**INPUT FOR THIS TASK**.

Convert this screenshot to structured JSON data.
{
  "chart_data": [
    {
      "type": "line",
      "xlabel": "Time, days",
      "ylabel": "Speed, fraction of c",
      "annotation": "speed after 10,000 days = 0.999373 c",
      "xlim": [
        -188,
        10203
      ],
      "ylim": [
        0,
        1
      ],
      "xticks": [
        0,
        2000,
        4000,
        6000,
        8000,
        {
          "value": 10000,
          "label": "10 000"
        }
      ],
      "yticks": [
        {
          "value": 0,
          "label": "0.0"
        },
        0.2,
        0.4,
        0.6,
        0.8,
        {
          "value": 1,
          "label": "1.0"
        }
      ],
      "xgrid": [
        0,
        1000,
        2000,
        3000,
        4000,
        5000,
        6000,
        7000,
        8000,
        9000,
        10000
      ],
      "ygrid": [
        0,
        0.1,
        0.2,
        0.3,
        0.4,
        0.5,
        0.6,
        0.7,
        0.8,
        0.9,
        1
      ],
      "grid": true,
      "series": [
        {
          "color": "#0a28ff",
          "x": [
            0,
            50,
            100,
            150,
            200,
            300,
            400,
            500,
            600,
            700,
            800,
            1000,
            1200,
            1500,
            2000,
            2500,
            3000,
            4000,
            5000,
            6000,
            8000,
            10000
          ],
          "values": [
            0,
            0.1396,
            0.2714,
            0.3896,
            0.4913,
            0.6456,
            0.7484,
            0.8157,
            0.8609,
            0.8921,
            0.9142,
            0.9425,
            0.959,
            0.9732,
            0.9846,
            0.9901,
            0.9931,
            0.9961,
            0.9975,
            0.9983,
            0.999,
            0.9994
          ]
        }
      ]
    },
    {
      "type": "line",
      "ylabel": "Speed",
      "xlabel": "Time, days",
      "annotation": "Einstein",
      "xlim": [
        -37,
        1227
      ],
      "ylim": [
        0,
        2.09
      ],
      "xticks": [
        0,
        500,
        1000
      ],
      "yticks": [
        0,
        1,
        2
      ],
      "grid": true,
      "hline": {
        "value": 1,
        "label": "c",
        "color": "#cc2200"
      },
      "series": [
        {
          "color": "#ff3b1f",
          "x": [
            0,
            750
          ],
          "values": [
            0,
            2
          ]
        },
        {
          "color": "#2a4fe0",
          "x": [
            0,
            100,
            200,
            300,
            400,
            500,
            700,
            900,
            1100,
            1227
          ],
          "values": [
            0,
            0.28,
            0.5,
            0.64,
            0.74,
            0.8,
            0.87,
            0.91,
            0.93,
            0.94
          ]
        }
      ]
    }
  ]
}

**GOAL**.
Nothing in the data may differ; print all of it exactly as written.

**OUTPUT FOR THIS TASK**.
Convert this screenshot to structured JSON data.
{
  "chart_data": [
    {
      "type": "line",
      "xlabel": "Time, days",
      "ylabel": "Speed, fraction of c",
      "annotation": "speed after 10,000 days = 0.999373 c",
      "xlim": [
        -188,
        10203
      ],
      "ylim": [
        0,
        1
      ],
      "xticks": [
        0,
        2000,
        4000,
        6000,
        8000,
        {
          "value": 10000,
          "label": "10 000"
        }
      ],
      "yticks": [
        {
          "value": 0,
          "label": "0.0"
        },
        0.2,
        0.4,
        0.6,
        0.8,
        {
          "value": 1,
          "label": "1.0"
        }
      ],
      "xgrid": [
        0,
        1000,
        2000,
        3000,
        4000,
        5000,
        6000,
        7000,
        8000,
        9000,
        10000
      ],
      "ygrid": [
        0,
        0.1,
        0.2,
        0.3,
        0.4,
        0.5,
        0.6,
        0.7,
        0.8,
        0.9,
        1
      ],
      "grid": true,
      "series": [
        {
          "color": "#0a28ff",
          "x": [
            0,
            50,
            100,
            150,
            200,
            300,
            400,
            500,
            600,
            700,
            800,
            1000,
            1200,
            1500,
            2000,
            2500,
            3000,
            4000,
            5000,
            6000,
            8000,
            10000
          ],
          "values": [
            0,
            0.1396,
            0.2714,
            0.3896,
            0.4913,
            0.6456,
            0.7484,
            0.8157,
            0.8609,
            0.8921,
            0.9142,
            0.9425,
            0.959,
            0.9732,
            0.9846,
            0.9901,
            0.9931,
            0.9961,
            0.9975,
            0.9983,
            0.999,
            0.9994
          ]
        }
      ]
    },
    {
      "type": "line",
      "ylabel": "Speed",
      "xlabel": "Time, days",
      "annotation": "Einstein",
      "xlim": [
        -37,
        1227
      ],
      "ylim": [
        0,
        2.09
      ],
      "xticks": [
        0,
        500,
        1000
      ],
      "yticks": [
        0,
        1,
        2
      ],
      "grid": true,
      "hline": {
        "value": 1,
        "label": "c",
        "color": "#cc2200"
      },
      "series": [
        {
          "color": "#ff3b1f",
          "x": [
            0,
            750
          ],
          "values": [
            0,
            2
          ]
        },
        {
          "color": "#2a4fe0",
          "x": [
            0,
            100,
            200,
            300,
            400,
            500,
            700,
            900,
            1100,
            1227
          ],
          "values": [
            0,
            0.28,
            0.5,
            0.64,
            0.74,
            0.8,
            0.87,
            0.91,
            0.93,
            0.94
          ]
        }
      ]
    }
  ]
}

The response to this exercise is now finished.